▶ _Exercise requirements_:
Find the word "relative" in the listing; pull out each line holding it.

— Start Task input —

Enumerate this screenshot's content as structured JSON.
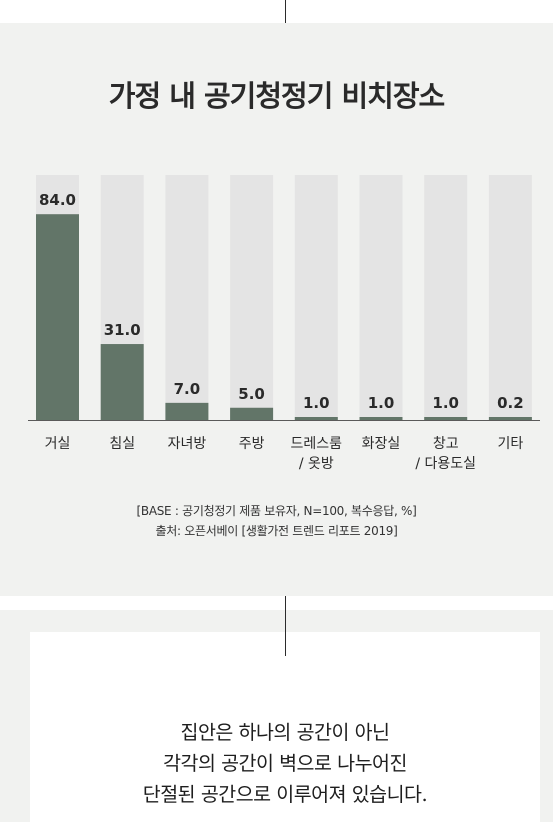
{
  "chart_data": {
    "type": "bar",
    "title": "가정 내 공기청정기 비치장소",
    "categories": [
      [
        "거실"
      ],
      [
        "침실"
      ],
      [
        "자녀방"
      ],
      [
        "주방"
      ],
      [
        "드레스룸",
        "/ 옷방"
      ],
      [
        "화장실"
      ],
      [
        "창고",
        "/ 다용도실"
      ],
      [
        "기타"
      ]
    ],
    "values": [
      84.0,
      31.0,
      7.0,
      5.0,
      1.0,
      1.0,
      1.0,
      0.2
    ],
    "value_labels": [
      "84.0",
      "31.0",
      "7.0",
      "5.0",
      "1.0",
      "1.0",
      "1.0",
      "0.2"
    ],
    "ylim": [
      0,
      100
    ],
    "grid": false,
    "bar_color": "#627568",
    "track_color": "#e4e4e4"
  },
  "notes": {
    "base": "[BASE : 공기청정기 제품 보유자, N=100, 복수응답, %]",
    "source": "출처: 오픈서베이 [생활가전 트렌드 리포트 2019]"
  },
  "quote": {
    "lines": [
      "집안은 하나의 공간이 아닌",
      "각각의 공간이 벽으로 나누어진",
      "단절된 공간으로 이루어져 있습니다."
    ]
  },
  "colors": {
    "panel_bg": "#f1f2f0",
    "divider": "#2b2b2b"
  }
}
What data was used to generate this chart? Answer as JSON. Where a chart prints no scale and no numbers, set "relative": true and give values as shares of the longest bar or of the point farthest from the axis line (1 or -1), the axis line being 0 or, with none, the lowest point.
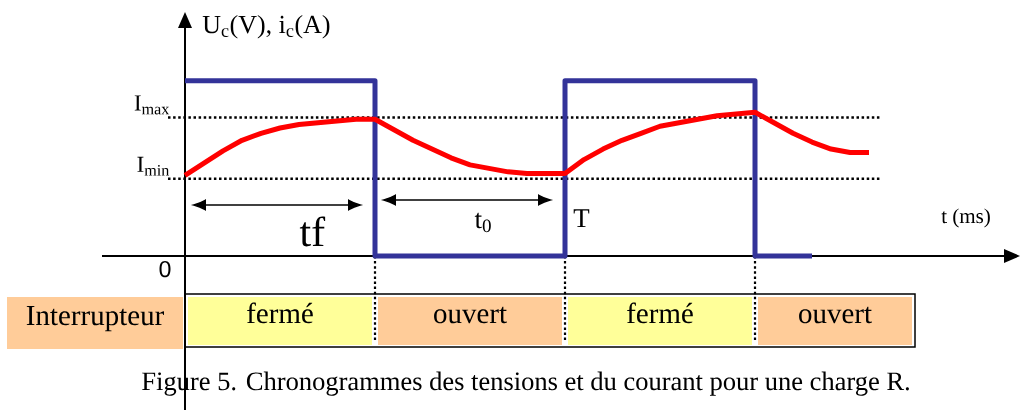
{
  "chart_data": {
    "type": "line",
    "relative": true,
    "ylabel": "U$_{c}$(V), i$_{c}$(A)",
    "xlabel": "t (ms)",
    "categories": [
      null,
      null,
      null,
      null,
      null,
      null,
      null,
      null,
      null,
      null,
      null,
      null,
      null,
      null,
      null,
      null,
      null,
      null,
      null,
      null,
      null,
      null,
      null,
      null,
      null,
      null,
      null,
      null,
      null,
      null,
      null,
      null,
      null,
      null,
      null,
      null,
      null
    ],
    "series": [
      {
        "type": "step",
        "color": "#333399",
        "values": [
          1,
          1,
          1,
          1,
          1,
          1,
          1,
          1,
          1,
          1,
          0,
          0,
          0,
          0,
          0,
          0,
          0,
          0,
          0,
          0,
          1,
          1,
          1,
          1,
          1,
          1,
          1,
          1,
          1,
          1,
          0,
          0,
          0,
          0,
          null,
          null,
          null
        ]
      },
      {
        "color": "#ff0000",
        "values": [
          0.46,
          0.53,
          0.6,
          0.66,
          0.7,
          0.73,
          0.75,
          0.76,
          0.77,
          0.78,
          0.78,
          0.72,
          0.66,
          0.61,
          0.56,
          0.52,
          0.5,
          0.48,
          0.47,
          0.47,
          0.47,
          0.55,
          0.61,
          0.66,
          0.7,
          0.74,
          0.76,
          0.78,
          0.8,
          0.81,
          0.82,
          0.76,
          0.7,
          0.65,
          0.61,
          0.59,
          0.59
        ]
      }
    ],
    "ref_lines": [
      {
        "axis": "y",
        "value": 0.79,
        "label": "I$_{max}$",
        "line_style": "dotted",
        "color": "#000000"
      },
      {
        "axis": "y",
        "value": 0.44,
        "label": "I$_{min}$",
        "line_style": "dotted",
        "color": "#000000"
      }
    ],
    "annotations": [
      "tf",
      "t$_{0}$",
      "T",
      "0",
      "Interrupteur",
      "fermé",
      "ouvert",
      "fermé",
      "ouvert",
      "Figure 5. Chronogrammes des tensions et du courant pour une charge R."
    ]
  }
}
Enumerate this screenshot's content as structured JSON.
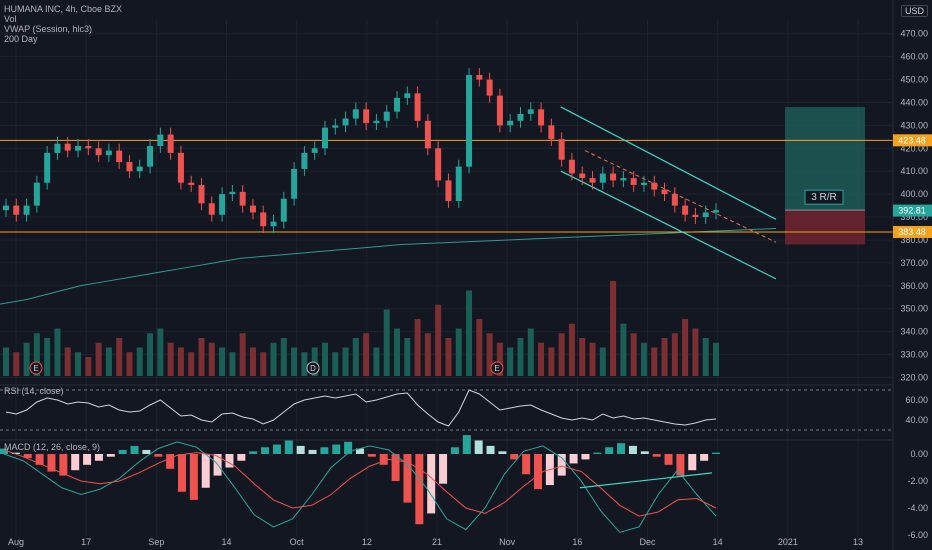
{
  "legend": {
    "symbol_line": "HUMANA INC, 4h, Cboe BZX",
    "vol_line": "Vol",
    "vwap_line": "VWAP (Session, hlc3)",
    "ma_line": "200 Day"
  },
  "currency_badge": "USD",
  "rsi_label": "RSI (14, close)",
  "macd_label": "MACD (12, 26, close, 9)",
  "rr_label": "3 R/R",
  "colors": {
    "background": "#131722",
    "up": "#26a69a",
    "down": "#ef5350",
    "resistance": "#f7a21b",
    "channel": "#3fd9c8",
    "ma": "#2e9c8f",
    "rsi": "#d1d4dc",
    "macd": "#26a69a",
    "signal": "#ef5350",
    "target_zone": "#1f5f5a",
    "stop_zone": "#6b2430"
  },
  "chart_data": {
    "type": "candlestick",
    "title": "HUMANA INC, 4h, Cboe BZX",
    "price_axis": {
      "ticks": [
        470,
        460,
        450,
        440,
        430,
        420,
        410,
        400,
        390,
        380,
        370,
        360,
        350,
        340,
        330,
        320
      ],
      "ylim": [
        318,
        476
      ]
    },
    "x_ticks": [
      "Aug",
      "17",
      "Sep",
      "14",
      "Oct",
      "12",
      "21",
      "Nov",
      "16",
      "Dec",
      "14",
      "2021",
      "13"
    ],
    "price_labels": [
      {
        "text": "423.48",
        "value": 423.48,
        "color": "#f7a21b"
      },
      {
        "text": "392.81",
        "value": 392.81,
        "color": "#26a69a"
      },
      {
        "text": "383.48",
        "value": 383.48,
        "color": "#f7a21b"
      }
    ],
    "horizontal_levels": [
      423.48,
      383.48
    ],
    "close_series": [
      395,
      391,
      395,
      405,
      418,
      422,
      419,
      421,
      420,
      417,
      419,
      414,
      410,
      412,
      421,
      426,
      418,
      405,
      404,
      396,
      391,
      400,
      401,
      395,
      392,
      386,
      388,
      398,
      411,
      418,
      420,
      429,
      430,
      433,
      437,
      431,
      432,
      436,
      442,
      444,
      432,
      420,
      406,
      397,
      412,
      452,
      450,
      443,
      430,
      432,
      435,
      437,
      430,
      424,
      415,
      409,
      407,
      405,
      409,
      406,
      407,
      404,
      405,
      402,
      400,
      395,
      391,
      390,
      392,
      393
    ],
    "ma200_series": [
      352,
      354,
      357,
      360,
      362,
      364,
      366,
      368,
      370,
      372,
      373,
      374,
      375,
      376,
      377,
      378,
      378.5,
      379,
      379.5,
      380,
      380.5,
      381,
      381.5,
      382,
      382.5,
      383,
      383.5,
      384,
      384.5,
      385
    ],
    "channel": {
      "upper": [
        [
          438,
          16
        ],
        [
          389,
          40
        ]
      ],
      "lower": [
        [
          410,
          16
        ],
        [
          363,
          40
        ]
      ],
      "mid": [
        [
          419,
          19
        ],
        [
          379,
          40
        ]
      ]
    },
    "position": {
      "target": 438,
      "entry": 393,
      "stop": 378,
      "label": "3 R/R"
    },
    "volume_events": [
      "E",
      "D",
      "E"
    ],
    "volume_series": [
      6,
      5,
      7,
      9,
      8,
      10,
      6,
      5,
      4,
      7,
      6,
      8,
      5,
      6,
      9,
      10,
      7,
      6,
      5,
      8,
      7,
      6,
      5,
      9,
      6,
      5,
      7,
      8,
      6,
      5,
      6,
      7,
      5,
      6,
      8,
      9,
      6,
      14,
      10,
      8,
      12,
      9,
      15,
      8,
      10,
      18,
      12,
      9,
      7,
      6,
      8,
      10,
      7,
      6,
      9,
      11,
      8,
      7,
      6,
      20,
      11,
      9,
      7,
      6,
      8,
      9,
      12,
      10,
      8,
      7
    ],
    "rsi": {
      "ticks": [
        60.0,
        40.0
      ],
      "levels": [
        70,
        30
      ],
      "values": [
        48,
        46,
        50,
        58,
        62,
        60,
        56,
        58,
        57,
        53,
        55,
        50,
        48,
        49,
        55,
        60,
        52,
        44,
        45,
        40,
        38,
        46,
        47,
        43,
        41,
        36,
        40,
        48,
        56,
        60,
        62,
        64,
        62,
        64,
        66,
        58,
        60,
        63,
        66,
        67,
        55,
        46,
        38,
        34,
        48,
        70,
        66,
        58,
        50,
        52,
        54,
        55,
        50,
        46,
        42,
        40,
        42,
        40,
        46,
        42,
        44,
        41,
        42,
        40,
        38,
        36,
        35,
        37,
        40,
        41
      ]
    },
    "macd": {
      "ticks": [
        0.0,
        -2.0,
        -4.0,
        -6.0
      ],
      "histogram": [
        0.4,
        0.1,
        -0.3,
        -0.8,
        -1.3,
        -1.6,
        -1.2,
        -0.8,
        -0.5,
        -0.2,
        0.3,
        0.6,
        0.3,
        -0.2,
        -1.1,
        -2.8,
        -3.4,
        -2.5,
        -1.6,
        -1.0,
        -0.5,
        0.2,
        0.5,
        0.7,
        1.0,
        0.6,
        0.3,
        0.5,
        0.7,
        0.9,
        0.4,
        -0.2,
        -0.8,
        -2.0,
        -3.6,
        -5.2,
        -4.4,
        -2.2,
        0.5,
        1.4,
        1.0,
        0.6,
        0.2,
        -0.4,
        -1.5,
        -2.6,
        -2.3,
        -1.6,
        -0.7,
        -0.4,
        0.1,
        0.5,
        0.8,
        0.6,
        0.2,
        -0.2,
        -0.8,
        -1.6,
        -1.2,
        -0.5,
        0.1
      ],
      "macd_line": [
        0.0,
        -0.5,
        -1.5,
        -2.5,
        -3.0,
        -2.6,
        -1.8,
        -0.6,
        0.4,
        0.9,
        0.5,
        -0.6,
        -2.5,
        -4.5,
        -5.4,
        -4.8,
        -3.0,
        -1.0,
        0.2,
        0.6,
        0.3,
        -0.8,
        -2.6,
        -4.8,
        -5.6,
        -4.0,
        -1.5,
        0.2,
        0.6,
        -0.3,
        -2.0,
        -4.2,
        -5.8,
        -5.4,
        -3.0,
        -1.2,
        -3.0,
        -4.6
      ],
      "signal_line": [
        0.3,
        -0.2,
        -0.8,
        -1.4,
        -2.0,
        -2.2,
        -2.0,
        -1.4,
        -0.7,
        -0.1,
        0.1,
        -0.1,
        -0.9,
        -2.2,
        -3.4,
        -4.0,
        -3.8,
        -3.0,
        -1.8,
        -0.9,
        -0.4,
        -0.6,
        -1.5,
        -2.8,
        -4.0,
        -4.4,
        -3.6,
        -2.4,
        -1.3,
        -0.9,
        -1.3,
        -2.5,
        -3.8,
        -4.6,
        -4.3,
        -3.4,
        -3.3,
        -4.0
      ],
      "trendline": [
        [
          -0.9,
          0.78
        ],
        [
          -0.6,
          0.96
        ]
      ]
    }
  }
}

— End Task input —

▶ _Solution to this problem_:
What data was used to generate this chart? Answer as JSON. Where a chart prints no scale and no numbers, set "relative": true and give values as shares of the longest bar or of the point farthest from the axis line (1 or -1), the axis line being 0 or, with none, the lowest point.
    "relative": true,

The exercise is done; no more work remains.